Task details » Print the data exactly, leaving nothing out.

Material »
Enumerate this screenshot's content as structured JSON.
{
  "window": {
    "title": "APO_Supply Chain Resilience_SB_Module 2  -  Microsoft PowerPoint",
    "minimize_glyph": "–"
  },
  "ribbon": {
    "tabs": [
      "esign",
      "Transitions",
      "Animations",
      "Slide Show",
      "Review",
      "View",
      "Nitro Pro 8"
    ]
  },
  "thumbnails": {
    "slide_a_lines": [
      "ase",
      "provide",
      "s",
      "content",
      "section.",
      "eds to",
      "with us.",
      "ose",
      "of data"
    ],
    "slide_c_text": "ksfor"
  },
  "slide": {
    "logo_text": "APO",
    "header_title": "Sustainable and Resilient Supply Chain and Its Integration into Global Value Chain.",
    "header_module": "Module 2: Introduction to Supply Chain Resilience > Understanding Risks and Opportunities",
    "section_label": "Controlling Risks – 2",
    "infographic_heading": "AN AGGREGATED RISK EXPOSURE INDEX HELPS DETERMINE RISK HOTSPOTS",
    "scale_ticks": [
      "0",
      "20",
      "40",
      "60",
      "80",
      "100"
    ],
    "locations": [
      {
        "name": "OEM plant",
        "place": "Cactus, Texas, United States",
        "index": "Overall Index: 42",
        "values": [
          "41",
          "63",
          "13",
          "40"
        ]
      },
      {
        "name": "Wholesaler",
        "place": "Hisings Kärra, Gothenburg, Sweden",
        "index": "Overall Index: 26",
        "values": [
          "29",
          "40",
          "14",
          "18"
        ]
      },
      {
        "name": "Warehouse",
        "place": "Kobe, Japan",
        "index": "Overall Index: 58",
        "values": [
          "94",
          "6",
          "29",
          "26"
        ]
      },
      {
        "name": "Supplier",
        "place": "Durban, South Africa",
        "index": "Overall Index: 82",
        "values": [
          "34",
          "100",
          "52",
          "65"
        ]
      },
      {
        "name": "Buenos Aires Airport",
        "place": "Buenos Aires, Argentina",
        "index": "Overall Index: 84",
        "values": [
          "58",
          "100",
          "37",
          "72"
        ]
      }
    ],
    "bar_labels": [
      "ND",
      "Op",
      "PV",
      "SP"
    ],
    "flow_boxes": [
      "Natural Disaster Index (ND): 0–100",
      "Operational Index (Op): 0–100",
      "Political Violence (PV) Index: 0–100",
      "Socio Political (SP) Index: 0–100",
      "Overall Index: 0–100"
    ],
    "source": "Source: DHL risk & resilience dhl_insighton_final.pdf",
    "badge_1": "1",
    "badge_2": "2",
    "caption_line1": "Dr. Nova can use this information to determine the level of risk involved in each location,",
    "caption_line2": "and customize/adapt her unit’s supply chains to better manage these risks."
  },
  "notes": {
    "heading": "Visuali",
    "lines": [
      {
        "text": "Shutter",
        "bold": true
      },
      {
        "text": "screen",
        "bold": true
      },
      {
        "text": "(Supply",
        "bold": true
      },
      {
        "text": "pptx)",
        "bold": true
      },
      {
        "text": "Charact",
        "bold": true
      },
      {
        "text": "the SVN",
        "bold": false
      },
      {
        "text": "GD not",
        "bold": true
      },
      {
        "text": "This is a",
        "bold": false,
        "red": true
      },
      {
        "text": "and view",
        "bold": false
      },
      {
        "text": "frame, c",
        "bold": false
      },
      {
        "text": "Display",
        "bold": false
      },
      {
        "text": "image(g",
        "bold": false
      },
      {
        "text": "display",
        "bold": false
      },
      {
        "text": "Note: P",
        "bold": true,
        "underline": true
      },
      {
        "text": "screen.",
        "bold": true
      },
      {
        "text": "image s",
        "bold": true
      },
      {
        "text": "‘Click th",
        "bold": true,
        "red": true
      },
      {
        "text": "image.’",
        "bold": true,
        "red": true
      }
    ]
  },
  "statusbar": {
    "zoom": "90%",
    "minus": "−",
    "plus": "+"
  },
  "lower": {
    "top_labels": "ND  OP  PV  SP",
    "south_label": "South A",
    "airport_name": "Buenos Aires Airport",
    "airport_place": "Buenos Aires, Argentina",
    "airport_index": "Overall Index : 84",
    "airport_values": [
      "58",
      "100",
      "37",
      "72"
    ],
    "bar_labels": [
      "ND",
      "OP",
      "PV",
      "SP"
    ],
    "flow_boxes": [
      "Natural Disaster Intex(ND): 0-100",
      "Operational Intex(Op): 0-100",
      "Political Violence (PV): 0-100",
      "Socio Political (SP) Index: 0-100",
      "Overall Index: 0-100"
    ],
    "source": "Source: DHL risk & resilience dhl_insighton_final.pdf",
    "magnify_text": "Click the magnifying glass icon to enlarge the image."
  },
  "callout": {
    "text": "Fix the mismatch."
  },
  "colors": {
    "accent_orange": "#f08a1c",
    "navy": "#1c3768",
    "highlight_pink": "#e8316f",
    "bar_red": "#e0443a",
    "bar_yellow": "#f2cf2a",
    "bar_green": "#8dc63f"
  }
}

Task solution »
Enumerate this screenshot's content as structured JSON.
{
  "window": {
    "title": "APO_Supply Chain Resilience_SB_Module 2  -  Microsoft PowerPoint",
    "minimize_glyph": "–"
  },
  "ribbon": {
    "tabs": [
      "esign",
      "Transitions",
      "Animations",
      "Slide Show",
      "Review",
      "View",
      "Nitro Pro 8"
    ]
  },
  "thumbnails": {
    "slide_a_lines": [
      "ase",
      "provide",
      "s",
      "content",
      "section.",
      "eds to",
      "with us.",
      "ose",
      "of data"
    ],
    "slide_c_text": "ksfor"
  },
  "slide": {
    "logo_text": "APO",
    "header_title": "Sustainable and Resilient Supply Chain and Its Integration into Global Value Chain.",
    "header_module": "Module 2: Introduction to Supply Chain Resilience > Understanding Risks and Opportunities",
    "section_label": "Controlling Risks – 2",
    "infographic_heading": "AN AGGREGATED RISK EXPOSURE INDEX HELPS DETERMINE RISK HOTSPOTS",
    "scale_ticks": [
      "0",
      "20",
      "40",
      "60",
      "80",
      "100"
    ],
    "locations": [
      {
        "name": "OEM plant",
        "place": "Cactus, Texas, United States",
        "index": "Overall Index: 42",
        "values": [
          "41",
          "63",
          "13",
          "40"
        ]
      },
      {
        "name": "Wholesaler",
        "place": "Hisings Kärra, Gothenburg, Sweden",
        "index": "Overall Index: 26",
        "values": [
          "29",
          "40",
          "14",
          "18"
        ]
      },
      {
        "name": "Warehouse",
        "place": "Kobe, Japan",
        "index": "Overall Index: 58",
        "values": [
          "94",
          "6",
          "29",
          "26"
        ]
      },
      {
        "name": "Supplier",
        "place": "Durban, South Africa",
        "index": "Overall Index: 82",
        "values": [
          "34",
          "100",
          "52",
          "65"
        ]
      },
      {
        "name": "Buenos Aires Airport",
        "place": "Buenos Aires, Argentina",
        "index": "Overall Index: 84",
        "values": [
          "58",
          "100",
          "37",
          "72"
        ]
      }
    ],
    "bar_labels": [
      "ND",
      "Op",
      "PV",
      "SP"
    ],
    "flow_boxes": [
      "Natural Disaster Index (ND): 0–100",
      "Operational Index (Op): 0–100",
      "Political Violence (PV) Index: 0–100",
      "Socio Political (SP) Index: 0–100",
      "Overall Index: 0–100"
    ],
    "source": "Source: DHL risk & resilience dhl_insighton_final.pdf",
    "badge_1": "1",
    "badge_2": "2",
    "caption_line1": "Dr. Nova can use this information to determine the level of risk involved in each location,",
    "caption_line2": "and customize/adapt her unit’s supply chains to better manage these risks."
  },
  "notes": {
    "heading": "Visuali",
    "lines": [
      {
        "text": "Shutter",
        "bold": true
      },
      {
        "text": "screen",
        "bold": true
      },
      {
        "text": "(Supply",
        "bold": true
      },
      {
        "text": "pptx)",
        "bold": true
      },
      {
        "text": "Charact",
        "bold": true
      },
      {
        "text": "the SVN",
        "bold": false
      },
      {
        "text": "GD not",
        "bold": true
      },
      {
        "text": "This is a",
        "bold": false,
        "red": true
      },
      {
        "text": "and view",
        "bold": false
      },
      {
        "text": "frame, c",
        "bold": false
      },
      {
        "text": "Display",
        "bold": false
      },
      {
        "text": "image(g",
        "bold": false
      },
      {
        "text": "display",
        "bold": false
      },
      {
        "text": "Note: P",
        "bold": true,
        "underline": true
      },
      {
        "text": "screen.",
        "bold": true
      },
      {
        "text": "image s",
        "bold": true
      },
      {
        "text": "‘Click th",
        "bold": true,
        "red": true
      },
      {
        "text": "image.’",
        "bold": true,
        "red": true
      }
    ]
  },
  "statusbar": {
    "zoom": "90%",
    "minus": "−",
    "plus": "+"
  },
  "lower": {
    "top_labels": "ND  OP  PV  SP",
    "south_label": "South A",
    "airport_name": "Buenos Aires Airport",
    "airport_place": "Buenos Aires, Argentina",
    "airport_index": "Overall Index : 84",
    "airport_values": [
      "58",
      "100",
      "37",
      "72"
    ],
    "bar_labels": [
      "ND",
      "OP",
      "PV",
      "SP"
    ],
    "flow_boxes": [
      "Natural Disaster Intex(ND): 0-100",
      "Operational Intex(Op): 0-100",
      "Political Violence (PV): 0-100",
      "Socio Political (SP) Index: 0-100",
      "Overall Index: 0-100"
    ],
    "source": "Source: DHL risk & resilience dhl_insighton_final.pdf",
    "magnify_text": "Click the magnifying glass icon to enlarge the image."
  },
  "callout": {
    "text": "Fix the mismatch."
  },
  "colors": {
    "accent_orange": "#f08a1c",
    "navy": "#1c3768",
    "highlight_pink": "#e8316f",
    "bar_red": "#e0443a",
    "bar_yellow": "#f2cf2a",
    "bar_green": "#8dc63f"
  }
}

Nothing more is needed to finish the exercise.